## start MATERIAL FOR THE TASK

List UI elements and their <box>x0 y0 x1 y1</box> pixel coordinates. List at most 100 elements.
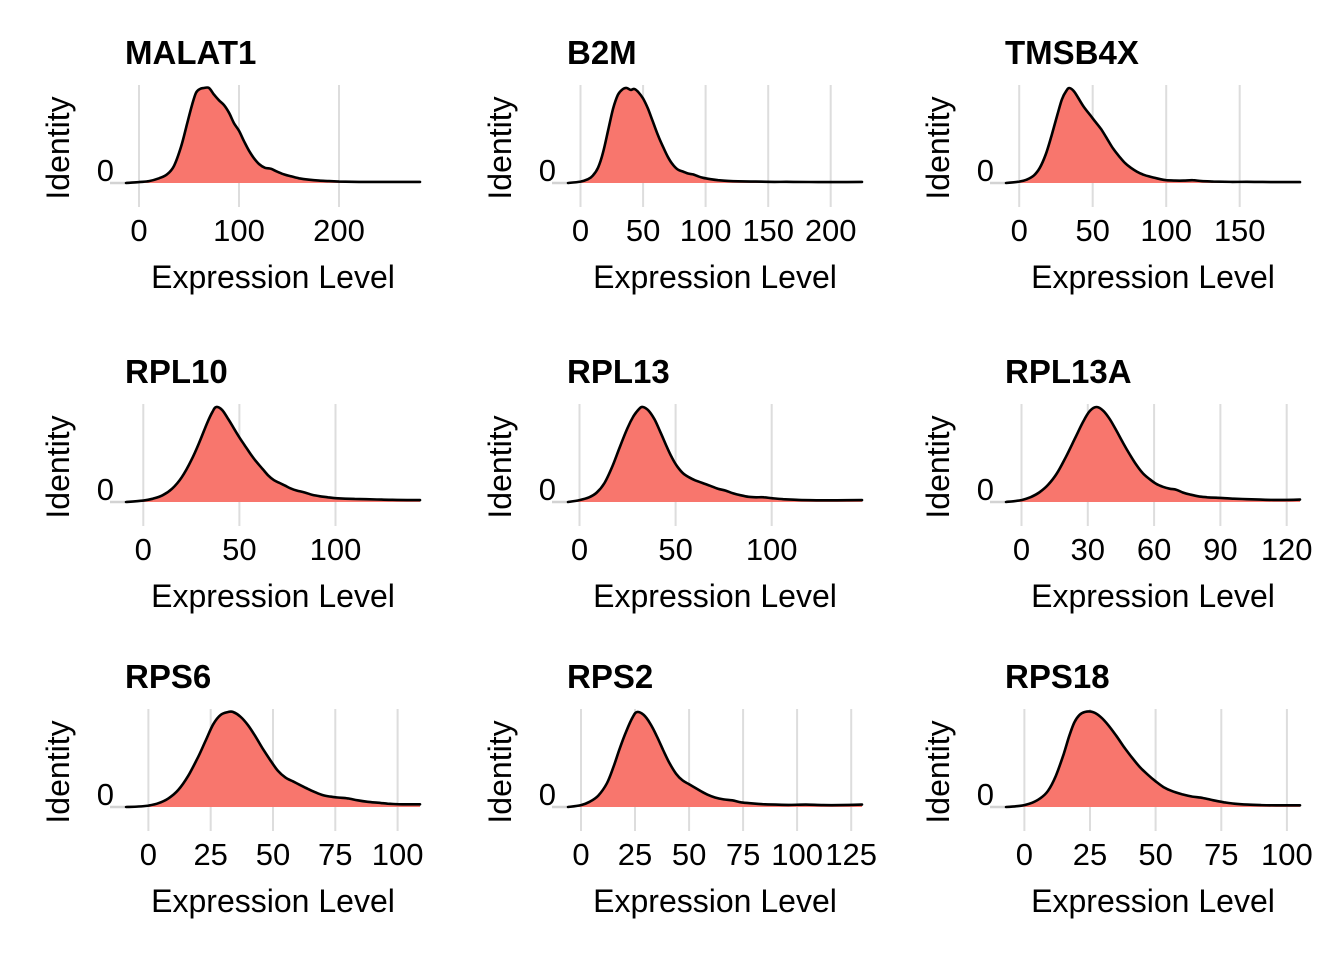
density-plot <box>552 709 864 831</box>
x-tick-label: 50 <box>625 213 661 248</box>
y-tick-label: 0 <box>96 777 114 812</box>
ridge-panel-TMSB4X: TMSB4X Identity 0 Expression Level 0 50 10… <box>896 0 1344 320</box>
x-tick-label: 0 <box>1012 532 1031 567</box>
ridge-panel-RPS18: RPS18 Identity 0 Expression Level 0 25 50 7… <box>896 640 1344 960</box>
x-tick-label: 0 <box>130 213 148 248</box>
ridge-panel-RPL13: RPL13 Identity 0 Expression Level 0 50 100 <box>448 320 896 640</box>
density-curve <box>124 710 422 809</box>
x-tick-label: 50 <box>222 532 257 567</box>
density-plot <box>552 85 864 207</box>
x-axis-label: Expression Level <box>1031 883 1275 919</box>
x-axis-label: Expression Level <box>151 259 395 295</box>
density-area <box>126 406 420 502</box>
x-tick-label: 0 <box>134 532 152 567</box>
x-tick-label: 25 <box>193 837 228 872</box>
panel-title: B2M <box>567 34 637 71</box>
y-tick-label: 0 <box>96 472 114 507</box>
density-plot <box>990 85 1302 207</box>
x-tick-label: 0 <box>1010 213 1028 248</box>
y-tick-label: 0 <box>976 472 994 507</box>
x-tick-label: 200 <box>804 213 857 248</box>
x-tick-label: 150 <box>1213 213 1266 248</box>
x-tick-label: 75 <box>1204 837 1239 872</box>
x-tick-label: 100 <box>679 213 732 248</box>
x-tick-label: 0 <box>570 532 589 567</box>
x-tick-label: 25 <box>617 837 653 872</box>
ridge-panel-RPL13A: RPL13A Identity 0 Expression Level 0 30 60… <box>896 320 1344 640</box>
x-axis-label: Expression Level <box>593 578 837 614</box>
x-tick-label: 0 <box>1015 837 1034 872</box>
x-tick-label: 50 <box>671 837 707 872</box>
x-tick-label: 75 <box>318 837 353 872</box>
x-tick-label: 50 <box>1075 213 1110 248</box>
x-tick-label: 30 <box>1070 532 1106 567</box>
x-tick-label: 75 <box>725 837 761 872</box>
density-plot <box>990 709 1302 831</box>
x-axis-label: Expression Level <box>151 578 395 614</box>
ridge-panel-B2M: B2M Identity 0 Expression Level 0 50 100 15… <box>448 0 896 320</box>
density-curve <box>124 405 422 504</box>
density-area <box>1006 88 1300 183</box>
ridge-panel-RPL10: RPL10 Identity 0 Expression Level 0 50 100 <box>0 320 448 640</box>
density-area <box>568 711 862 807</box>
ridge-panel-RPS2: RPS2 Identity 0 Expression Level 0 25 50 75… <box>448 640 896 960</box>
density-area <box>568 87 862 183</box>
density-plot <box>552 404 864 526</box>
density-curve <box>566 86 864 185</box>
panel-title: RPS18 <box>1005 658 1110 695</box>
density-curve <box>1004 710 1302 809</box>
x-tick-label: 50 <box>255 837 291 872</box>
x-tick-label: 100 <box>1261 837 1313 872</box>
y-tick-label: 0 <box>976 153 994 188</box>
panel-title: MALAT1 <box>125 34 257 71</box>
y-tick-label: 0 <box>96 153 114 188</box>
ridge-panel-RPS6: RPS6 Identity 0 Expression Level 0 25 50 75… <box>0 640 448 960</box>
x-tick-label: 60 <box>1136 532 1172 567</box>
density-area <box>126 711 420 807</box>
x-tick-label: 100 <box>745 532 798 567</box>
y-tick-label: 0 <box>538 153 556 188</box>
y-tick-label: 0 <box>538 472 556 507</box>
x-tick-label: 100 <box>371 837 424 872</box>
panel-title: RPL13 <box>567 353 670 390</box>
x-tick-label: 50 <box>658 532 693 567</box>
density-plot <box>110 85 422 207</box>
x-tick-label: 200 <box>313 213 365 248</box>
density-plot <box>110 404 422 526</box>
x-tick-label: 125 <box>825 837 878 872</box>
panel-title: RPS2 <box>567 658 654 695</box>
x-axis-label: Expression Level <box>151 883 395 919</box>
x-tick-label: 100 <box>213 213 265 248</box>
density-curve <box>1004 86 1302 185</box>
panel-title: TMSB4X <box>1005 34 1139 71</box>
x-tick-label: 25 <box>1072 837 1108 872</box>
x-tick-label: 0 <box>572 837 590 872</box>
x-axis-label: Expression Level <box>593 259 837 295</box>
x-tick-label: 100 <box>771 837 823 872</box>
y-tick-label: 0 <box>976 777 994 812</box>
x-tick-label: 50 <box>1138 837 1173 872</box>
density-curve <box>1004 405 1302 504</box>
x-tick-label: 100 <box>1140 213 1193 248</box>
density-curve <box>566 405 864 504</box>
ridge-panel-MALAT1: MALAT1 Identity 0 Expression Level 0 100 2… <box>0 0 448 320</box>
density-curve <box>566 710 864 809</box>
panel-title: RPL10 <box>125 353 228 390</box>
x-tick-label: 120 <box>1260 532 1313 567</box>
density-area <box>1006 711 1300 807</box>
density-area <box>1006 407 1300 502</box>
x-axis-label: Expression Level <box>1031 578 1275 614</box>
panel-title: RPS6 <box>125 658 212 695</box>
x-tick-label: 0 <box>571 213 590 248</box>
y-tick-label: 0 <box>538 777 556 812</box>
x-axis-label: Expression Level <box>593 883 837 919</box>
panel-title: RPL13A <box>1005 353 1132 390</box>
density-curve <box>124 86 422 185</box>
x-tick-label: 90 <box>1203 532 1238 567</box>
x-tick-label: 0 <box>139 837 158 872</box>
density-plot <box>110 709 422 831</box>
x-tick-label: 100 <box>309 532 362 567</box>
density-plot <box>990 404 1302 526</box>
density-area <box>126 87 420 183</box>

## end MATERIAL FOR THE TASK

[THE EXERCISE]
Reproduce the material with "density-area" switched to "density-fill" at every occurrence, leaving everything else unchanged. Leave the pictures out of your answer.

[SOLUTION FOR THIS PROBLEM]
List UI elements and their <box>x0 y0 x1 y1</box> pixel coordinates. List at most 100 elements.
density-plot <box>552 709 864 831</box>
x-tick-label: 50 <box>625 213 661 248</box>
y-tick-label: 0 <box>96 777 114 812</box>
ridge-panel-TMSB4X: TMSB4X Identity 0 Expression Level 0 50 10… <box>896 0 1344 320</box>
x-tick-label: 0 <box>1012 532 1031 567</box>
ridge-panel-RPS18: RPS18 Identity 0 Expression Level 0 25 50 7… <box>896 640 1344 960</box>
x-tick-label: 0 <box>130 213 148 248</box>
ridge-panel-RPL13: RPL13 Identity 0 Expression Level 0 50 100 <box>448 320 896 640</box>
density-curve <box>124 710 422 809</box>
x-tick-label: 50 <box>222 532 257 567</box>
density-plot <box>552 85 864 207</box>
x-axis-label: Expression Level <box>1031 883 1275 919</box>
x-axis-label: Expression Level <box>151 259 395 295</box>
density-fill <box>126 406 420 502</box>
x-tick-label: 0 <box>134 532 152 567</box>
x-tick-label: 25 <box>193 837 228 872</box>
panel-title: B2M <box>567 34 637 71</box>
y-tick-label: 0 <box>96 472 114 507</box>
density-plot <box>990 85 1302 207</box>
x-tick-label: 0 <box>1010 213 1028 248</box>
y-tick-label: 0 <box>976 472 994 507</box>
x-tick-label: 200 <box>804 213 857 248</box>
x-tick-label: 150 <box>1213 213 1266 248</box>
x-tick-label: 75 <box>1204 837 1239 872</box>
x-tick-label: 100 <box>679 213 732 248</box>
x-tick-label: 0 <box>570 532 589 567</box>
x-tick-label: 25 <box>617 837 653 872</box>
ridge-panel-RPL13A: RPL13A Identity 0 Expression Level 0 30 60… <box>896 320 1344 640</box>
x-axis-label: Expression Level <box>593 578 837 614</box>
x-tick-label: 0 <box>1015 837 1034 872</box>
x-tick-label: 50 <box>671 837 707 872</box>
x-tick-label: 75 <box>318 837 353 872</box>
x-tick-label: 50 <box>1075 213 1110 248</box>
x-tick-label: 30 <box>1070 532 1106 567</box>
x-tick-label: 75 <box>725 837 761 872</box>
density-plot <box>990 709 1302 831</box>
x-axis-label: Expression Level <box>151 578 395 614</box>
ridge-panel-B2M: B2M Identity 0 Expression Level 0 50 100 15… <box>448 0 896 320</box>
density-curve <box>124 405 422 504</box>
density-fill <box>1006 88 1300 183</box>
ridge-panel-RPL10: RPL10 Identity 0 Expression Level 0 50 100 <box>0 320 448 640</box>
density-fill <box>568 711 862 807</box>
ridge-panel-RPS2: RPS2 Identity 0 Expression Level 0 25 50 75… <box>448 640 896 960</box>
density-fill <box>568 87 862 183</box>
density-plot <box>552 404 864 526</box>
density-curve <box>566 86 864 185</box>
panel-title: RPS18 <box>1005 658 1110 695</box>
density-curve <box>1004 710 1302 809</box>
x-tick-label: 50 <box>255 837 291 872</box>
x-tick-label: 100 <box>1261 837 1313 872</box>
y-tick-label: 0 <box>976 153 994 188</box>
panel-title: MALAT1 <box>125 34 257 71</box>
y-tick-label: 0 <box>96 153 114 188</box>
ridge-panel-RPS6: RPS6 Identity 0 Expression Level 0 25 50 75… <box>0 640 448 960</box>
x-tick-label: 60 <box>1136 532 1172 567</box>
density-fill <box>126 711 420 807</box>
x-tick-label: 100 <box>745 532 798 567</box>
y-tick-label: 0 <box>538 153 556 188</box>
y-tick-label: 0 <box>538 472 556 507</box>
x-tick-label: 100 <box>371 837 424 872</box>
panel-title: RPL13 <box>567 353 670 390</box>
x-tick-label: 50 <box>658 532 693 567</box>
density-plot <box>110 85 422 207</box>
x-tick-label: 200 <box>313 213 365 248</box>
density-plot <box>110 404 422 526</box>
x-tick-label: 125 <box>825 837 878 872</box>
panel-title: RPS2 <box>567 658 654 695</box>
x-axis-label: Expression Level <box>151 883 395 919</box>
x-tick-label: 100 <box>213 213 265 248</box>
density-curve <box>1004 86 1302 185</box>
panel-title: TMSB4X <box>1005 34 1139 71</box>
x-tick-label: 25 <box>1072 837 1108 872</box>
x-tick-label: 0 <box>572 837 590 872</box>
x-axis-label: Expression Level <box>593 259 837 295</box>
x-tick-label: 100 <box>771 837 823 872</box>
y-tick-label: 0 <box>976 777 994 812</box>
x-tick-label: 50 <box>1138 837 1173 872</box>
density-curve <box>1004 405 1302 504</box>
x-tick-label: 100 <box>1140 213 1193 248</box>
density-curve <box>566 405 864 504</box>
ridge-panel-MALAT1: MALAT1 Identity 0 Expression Level 0 100 2… <box>0 0 448 320</box>
density-curve <box>566 710 864 809</box>
panel-title: RPL10 <box>125 353 228 390</box>
x-tick-label: 120 <box>1260 532 1313 567</box>
density-fill <box>1006 711 1300 807</box>
density-fill <box>1006 407 1300 502</box>
x-axis-label: Expression Level <box>1031 578 1275 614</box>
panel-title: RPS6 <box>125 658 212 695</box>
x-tick-label: 0 <box>571 213 590 248</box>
y-tick-label: 0 <box>538 777 556 812</box>
x-axis-label: Expression Level <box>593 883 837 919</box>
panel-title: RPL13A <box>1005 353 1132 390</box>
density-curve <box>124 86 422 185</box>
x-tick-label: 90 <box>1203 532 1238 567</box>
x-tick-label: 0 <box>139 837 158 872</box>
density-plot <box>110 709 422 831</box>
x-tick-label: 100 <box>309 532 362 567</box>
density-plot <box>990 404 1302 526</box>
density-fill <box>126 87 420 183</box>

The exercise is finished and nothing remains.